*** Excerpted records
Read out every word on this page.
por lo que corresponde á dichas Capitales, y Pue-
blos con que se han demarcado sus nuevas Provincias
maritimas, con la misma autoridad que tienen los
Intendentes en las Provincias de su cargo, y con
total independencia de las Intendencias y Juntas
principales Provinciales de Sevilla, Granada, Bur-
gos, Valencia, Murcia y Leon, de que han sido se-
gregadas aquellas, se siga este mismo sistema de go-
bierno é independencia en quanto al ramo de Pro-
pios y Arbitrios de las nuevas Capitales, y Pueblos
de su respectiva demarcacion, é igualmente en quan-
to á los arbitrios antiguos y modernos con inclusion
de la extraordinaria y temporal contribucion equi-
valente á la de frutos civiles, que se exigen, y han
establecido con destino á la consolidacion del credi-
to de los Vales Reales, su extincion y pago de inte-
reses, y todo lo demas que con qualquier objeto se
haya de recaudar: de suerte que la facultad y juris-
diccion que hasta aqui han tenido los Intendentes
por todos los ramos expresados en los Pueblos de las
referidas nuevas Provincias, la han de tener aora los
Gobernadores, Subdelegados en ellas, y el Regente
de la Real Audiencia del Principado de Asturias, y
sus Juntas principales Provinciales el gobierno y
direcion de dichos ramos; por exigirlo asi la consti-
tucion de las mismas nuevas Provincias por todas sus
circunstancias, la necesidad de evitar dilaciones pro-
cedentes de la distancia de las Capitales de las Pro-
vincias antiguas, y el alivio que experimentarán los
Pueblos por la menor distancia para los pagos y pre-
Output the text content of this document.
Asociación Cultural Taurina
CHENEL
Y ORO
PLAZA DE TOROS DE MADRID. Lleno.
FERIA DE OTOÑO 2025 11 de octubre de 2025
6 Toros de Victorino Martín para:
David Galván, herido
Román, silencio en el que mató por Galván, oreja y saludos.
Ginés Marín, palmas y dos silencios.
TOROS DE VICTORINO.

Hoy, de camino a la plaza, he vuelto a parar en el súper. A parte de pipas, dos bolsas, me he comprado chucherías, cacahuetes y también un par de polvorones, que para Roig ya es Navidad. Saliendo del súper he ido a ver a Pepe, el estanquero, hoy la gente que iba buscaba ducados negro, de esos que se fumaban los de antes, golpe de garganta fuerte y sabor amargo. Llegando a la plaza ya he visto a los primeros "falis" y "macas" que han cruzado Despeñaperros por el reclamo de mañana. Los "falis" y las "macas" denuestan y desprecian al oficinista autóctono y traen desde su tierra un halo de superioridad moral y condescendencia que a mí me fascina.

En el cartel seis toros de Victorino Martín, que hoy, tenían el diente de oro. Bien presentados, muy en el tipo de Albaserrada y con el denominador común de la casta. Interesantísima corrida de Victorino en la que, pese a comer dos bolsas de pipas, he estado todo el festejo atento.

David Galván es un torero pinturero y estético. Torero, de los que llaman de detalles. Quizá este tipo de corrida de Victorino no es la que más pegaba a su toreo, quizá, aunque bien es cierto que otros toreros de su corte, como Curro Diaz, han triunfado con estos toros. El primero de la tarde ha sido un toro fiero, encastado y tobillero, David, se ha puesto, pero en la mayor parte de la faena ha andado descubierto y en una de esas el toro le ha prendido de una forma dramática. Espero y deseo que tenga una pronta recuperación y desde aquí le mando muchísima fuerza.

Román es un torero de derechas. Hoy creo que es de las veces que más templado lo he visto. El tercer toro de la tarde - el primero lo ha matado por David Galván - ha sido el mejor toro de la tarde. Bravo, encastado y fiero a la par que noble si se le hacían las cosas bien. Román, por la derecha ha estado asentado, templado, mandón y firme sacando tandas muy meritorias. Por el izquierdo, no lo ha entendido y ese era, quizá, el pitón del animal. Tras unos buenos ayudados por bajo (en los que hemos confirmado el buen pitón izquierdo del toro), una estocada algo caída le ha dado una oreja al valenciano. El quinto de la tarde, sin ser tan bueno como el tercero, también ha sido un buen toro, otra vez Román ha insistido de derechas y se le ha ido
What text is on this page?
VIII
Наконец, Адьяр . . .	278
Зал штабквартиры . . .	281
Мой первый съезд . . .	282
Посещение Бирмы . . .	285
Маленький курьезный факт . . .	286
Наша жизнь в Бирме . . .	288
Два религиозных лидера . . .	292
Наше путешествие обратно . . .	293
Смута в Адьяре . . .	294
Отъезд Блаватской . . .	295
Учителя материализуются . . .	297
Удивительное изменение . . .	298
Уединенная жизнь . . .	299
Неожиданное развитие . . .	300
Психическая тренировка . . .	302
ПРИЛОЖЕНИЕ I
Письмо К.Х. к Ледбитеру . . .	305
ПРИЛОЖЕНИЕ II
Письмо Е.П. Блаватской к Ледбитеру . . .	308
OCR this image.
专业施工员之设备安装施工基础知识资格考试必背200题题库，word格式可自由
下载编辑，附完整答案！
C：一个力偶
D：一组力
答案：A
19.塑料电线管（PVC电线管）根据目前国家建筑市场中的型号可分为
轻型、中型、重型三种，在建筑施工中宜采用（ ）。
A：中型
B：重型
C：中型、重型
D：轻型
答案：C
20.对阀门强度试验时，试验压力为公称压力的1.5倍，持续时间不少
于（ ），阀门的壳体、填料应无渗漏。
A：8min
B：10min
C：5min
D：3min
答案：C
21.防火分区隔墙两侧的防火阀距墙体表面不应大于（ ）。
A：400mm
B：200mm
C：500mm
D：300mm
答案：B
******
◆ **Set task**:
Reproduce, word for word, only the lines from the one that contains "OCR this image." through the final line.

◆ **Answer**:
OCR this image.
专业施工员之设备安装施工基础知识资格考试必背200题题库，word格式可自由
下载编辑，附完整答案！
C：一个力偶
D：一组力
答案：A
19.塑料电线管（PVC电线管）根据目前国家建筑市场中的型号可分为
轻型、中型、重型三种，在建筑施工中宜采用（ ）。
A：中型
B：重型
C：中型、重型
D：轻型
答案：C
20.对阀门强度试验时，试验压力为公称压力的1.5倍，持续时间不少
于（ ），阀门的壳体、填料应无渗漏。
A：8min
B：10min
C：5min
D：3min
答案：C
21.防火分区隔墙两侧的防火阀距墙体表面不应大于（ ）。
A：400mm
B：200mm
C：500mm
D：300mm
答案：B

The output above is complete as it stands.